(Data entries)
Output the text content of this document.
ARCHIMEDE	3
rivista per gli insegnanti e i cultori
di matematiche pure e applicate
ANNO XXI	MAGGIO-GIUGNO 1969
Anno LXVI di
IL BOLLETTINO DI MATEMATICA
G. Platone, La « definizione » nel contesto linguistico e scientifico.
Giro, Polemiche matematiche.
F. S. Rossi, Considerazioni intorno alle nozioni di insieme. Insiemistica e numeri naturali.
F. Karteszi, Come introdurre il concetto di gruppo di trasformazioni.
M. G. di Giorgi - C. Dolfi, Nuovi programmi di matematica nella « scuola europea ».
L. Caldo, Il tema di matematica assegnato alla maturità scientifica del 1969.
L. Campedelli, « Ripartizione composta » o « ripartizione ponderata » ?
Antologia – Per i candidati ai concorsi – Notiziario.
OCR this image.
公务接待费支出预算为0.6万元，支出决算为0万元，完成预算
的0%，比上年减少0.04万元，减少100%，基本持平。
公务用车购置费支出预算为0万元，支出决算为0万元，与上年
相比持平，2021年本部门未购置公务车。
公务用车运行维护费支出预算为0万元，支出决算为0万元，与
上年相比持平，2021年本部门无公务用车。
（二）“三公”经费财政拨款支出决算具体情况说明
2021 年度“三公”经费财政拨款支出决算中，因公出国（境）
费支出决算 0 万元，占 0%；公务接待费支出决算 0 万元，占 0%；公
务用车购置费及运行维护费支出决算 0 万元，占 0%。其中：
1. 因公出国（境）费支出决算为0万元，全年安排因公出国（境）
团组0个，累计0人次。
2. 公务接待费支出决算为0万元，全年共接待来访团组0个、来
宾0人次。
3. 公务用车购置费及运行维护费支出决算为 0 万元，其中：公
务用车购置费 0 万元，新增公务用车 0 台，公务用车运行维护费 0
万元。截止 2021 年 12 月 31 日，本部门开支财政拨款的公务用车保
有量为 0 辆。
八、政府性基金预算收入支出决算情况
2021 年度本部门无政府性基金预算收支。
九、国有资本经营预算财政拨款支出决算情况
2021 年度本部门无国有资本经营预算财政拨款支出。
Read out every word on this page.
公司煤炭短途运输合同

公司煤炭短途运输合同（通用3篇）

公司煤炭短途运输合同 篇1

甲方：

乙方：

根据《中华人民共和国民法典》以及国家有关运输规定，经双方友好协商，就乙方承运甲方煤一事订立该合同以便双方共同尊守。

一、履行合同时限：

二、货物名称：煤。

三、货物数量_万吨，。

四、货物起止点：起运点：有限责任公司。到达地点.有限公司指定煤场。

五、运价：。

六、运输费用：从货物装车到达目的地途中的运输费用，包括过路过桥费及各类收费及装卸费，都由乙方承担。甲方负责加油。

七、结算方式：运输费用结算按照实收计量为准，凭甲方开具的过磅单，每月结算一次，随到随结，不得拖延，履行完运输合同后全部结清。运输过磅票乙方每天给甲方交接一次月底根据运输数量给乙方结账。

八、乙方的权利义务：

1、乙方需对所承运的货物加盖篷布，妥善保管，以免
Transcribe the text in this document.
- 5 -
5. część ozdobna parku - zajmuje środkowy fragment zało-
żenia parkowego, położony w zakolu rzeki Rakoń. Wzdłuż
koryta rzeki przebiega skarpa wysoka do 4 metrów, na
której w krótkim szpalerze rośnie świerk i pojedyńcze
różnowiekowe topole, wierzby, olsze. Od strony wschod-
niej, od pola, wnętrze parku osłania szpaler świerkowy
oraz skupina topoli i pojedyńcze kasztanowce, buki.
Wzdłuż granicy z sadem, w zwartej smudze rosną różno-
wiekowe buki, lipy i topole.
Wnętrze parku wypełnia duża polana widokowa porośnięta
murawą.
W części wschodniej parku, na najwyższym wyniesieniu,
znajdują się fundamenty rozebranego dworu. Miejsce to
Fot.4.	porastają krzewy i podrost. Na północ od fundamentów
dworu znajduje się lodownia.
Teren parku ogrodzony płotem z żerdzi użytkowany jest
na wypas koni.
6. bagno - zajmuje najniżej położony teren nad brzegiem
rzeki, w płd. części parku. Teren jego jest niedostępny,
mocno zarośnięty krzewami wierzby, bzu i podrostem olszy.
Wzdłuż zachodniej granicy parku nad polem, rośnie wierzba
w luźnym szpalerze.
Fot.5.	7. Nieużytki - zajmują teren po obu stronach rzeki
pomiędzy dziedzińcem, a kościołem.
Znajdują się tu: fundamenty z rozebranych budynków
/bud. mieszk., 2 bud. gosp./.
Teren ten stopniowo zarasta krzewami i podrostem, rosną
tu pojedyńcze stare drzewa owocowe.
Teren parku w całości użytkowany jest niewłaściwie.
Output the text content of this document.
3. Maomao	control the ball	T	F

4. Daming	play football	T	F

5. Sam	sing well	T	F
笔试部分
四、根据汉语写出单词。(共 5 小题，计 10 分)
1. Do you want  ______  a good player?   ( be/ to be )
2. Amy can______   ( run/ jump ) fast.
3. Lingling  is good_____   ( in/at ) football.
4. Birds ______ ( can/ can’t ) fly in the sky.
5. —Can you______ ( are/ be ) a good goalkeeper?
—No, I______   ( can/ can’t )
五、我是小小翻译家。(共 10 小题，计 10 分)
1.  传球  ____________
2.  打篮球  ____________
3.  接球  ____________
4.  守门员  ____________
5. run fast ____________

**TASK TO CARRY OUT**.
Retype the data exactly as given.

**TASK ANSWER**.
Output the text content of this document.
ARCHIMEDE	3
rivista per gli insegnanti e i cultori
di matematiche pure e applicate
ANNO XXI	MAGGIO-GIUGNO 1969
Anno LXVI di
IL BOLLETTINO DI MATEMATICA
G. Platone, La « definizione » nel contesto linguistico e scientifico.
Giro, Polemiche matematiche.
F. S. Rossi, Considerazioni intorno alle nozioni di insieme. Insiemistica e numeri naturali.
F. Karteszi, Come introdurre il concetto di gruppo di trasformazioni.
M. G. di Giorgi - C. Dolfi, Nuovi programmi di matematica nella « scuola europea ».
L. Caldo, Il tema di matematica assegnato alla maturità scientifica del 1969.
L. Campedelli, « Ripartizione composta » o « ripartizione ponderata » ?
Antologia – Per i candidati ai concorsi – Notiziario.
OCR this image.
公务接待费支出预算为0.6万元，支出决算为0万元，完成预算
的0%，比上年减少0.04万元，减少100%，基本持平。
公务用车购置费支出预算为0万元，支出决算为0万元，与上年
相比持平，2021年本部门未购置公务车。
公务用车运行维护费支出预算为0万元，支出决算为0万元，与
上年相比持平，2021年本部门无公务用车。
（二）“三公”经费财政拨款支出决算具体情况说明
2021 年度“三公”经费财政拨款支出决算中，因公出国（境）
费支出决算 0 万元，占 0%；公务接待费支出决算 0 万元，占 0%；公
务用车购置费及运行维护费支出决算 0 万元，占 0%。其中：
1. 因公出国（境）费支出决算为0万元，全年安排因公出国（境）
团组0个，累计0人次。
2. 公务接待费支出决算为0万元，全年共接待来访团组0个、来
宾0人次。
3. 公务用车购置费及运行维护费支出决算为 0 万元，其中：公
务用车购置费 0 万元，新增公务用车 0 台，公务用车运行维护费 0
万元。截止 2021 年 12 月 31 日，本部门开支财政拨款的公务用车保
有量为 0 辆。
八、政府性基金预算收入支出决算情况
2021 年度本部门无政府性基金预算收支。
九、国有资本经营预算财政拨款支出决算情况
2021 年度本部门无国有资本经营预算财政拨款支出。
Read out every word on this page.
公司煤炭短途运输合同

公司煤炭短途运输合同（通用3篇）

公司煤炭短途运输合同 篇1

甲方：

乙方：

根据《中华人民共和国民法典》以及国家有关运输规定，经双方友好协商，就乙方承运甲方煤一事订立该合同以便双方共同尊守。

一、履行合同时限：

二、货物名称：煤。

三、货物数量_万吨，。

四、货物起止点：起运点：有限责任公司。到达地点.有限公司指定煤场。

五、运价：。

六、运输费用：从货物装车到达目的地途中的运输费用，包括过路过桥费及各类收费及装卸费，都由乙方承担。甲方负责加油。

七、结算方式：运输费用结算按照实收计量为准，凭甲方开具的过磅单，每月结算一次，随到随结，不得拖延，履行完运输合同后全部结清。运输过磅票乙方每天给甲方交接一次月底根据运输数量给乙方结账。

八、乙方的权利义务：

1、乙方需对所承运的货物加盖篷布，妥善保管，以免
Transcribe the text in this document.
- 5 -
5. część ozdobna parku - zajmuje środkowy fragment zało-
żenia parkowego, położony w zakolu rzeki Rakoń. Wzdłuż
koryta rzeki przebiega skarpa wysoka do 4 metrów, na
której w krótkim szpalerze rośnie świerk i pojedyńcze
różnowiekowe topole, wierzby, olsze. Od strony wschod-
niej, od pola, wnętrze parku osłania szpaler świerkowy
oraz skupina topoli i pojedyńcze kasztanowce, buki.
Wzdłuż granicy z sadem, w zwartej smudze rosną różno-
wiekowe buki, lipy i topole.
Wnętrze parku wypełnia duża polana widokowa porośnięta
murawą.
W części wschodniej parku, na najwyższym wyniesieniu,
znajdują się fundamenty rozebranego dworu. Miejsce to
Fot.4.	porastają krzewy i podrost. Na północ od fundamentów
dworu znajduje się lodownia.
Teren parku ogrodzony płotem z żerdzi użytkowany jest
na wypas koni.
6. bagno - zajmuje najniżej położony teren nad brzegiem
rzeki, w płd. części parku. Teren jego jest niedostępny,
mocno zarośnięty krzewami wierzby, bzu i podrostem olszy.
Wzdłuż zachodniej granicy parku nad polem, rośnie wierzba
w luźnym szpalerze.
Fot.5.	7. Nieużytki - zajmują teren po obu stronach rzeki
pomiędzy dziedzińcem, a kościołem.
Znajdują się tu: fundamenty z rozebranych budynków
/bud. mieszk., 2 bud. gosp./.
Teren ten stopniowo zarasta krzewami i podrostem, rosną
tu pojedyńcze stare drzewa owocowe.
Teren parku w całości użytkowany jest niewłaściwie.
Output the text content of this document.
3. Maomao	control the ball	T	F

4. Daming	play football	T	F

5. Sam	sing well	T	F
笔试部分
四、根据汉语写出单词。(共 5 小题，计 10 分)
1. Do you want  ______  a good player?   ( be/ to be )
2. Amy can______   ( run/ jump ) fast.
3. Lingling  is good_____   ( in/at ) football.
4. Birds ______ ( can/ can’t ) fly in the sky.
5. —Can you______ ( are/ be ) a good goalkeeper?
—No, I______   ( can/ can’t )
五、我是小小翻译家。(共 10 小题，计 10 分)
1.  传球  ____________
2.  打篮球  ____________
3.  接球  ____________
4.  守门员  ____________
5. run fast ____________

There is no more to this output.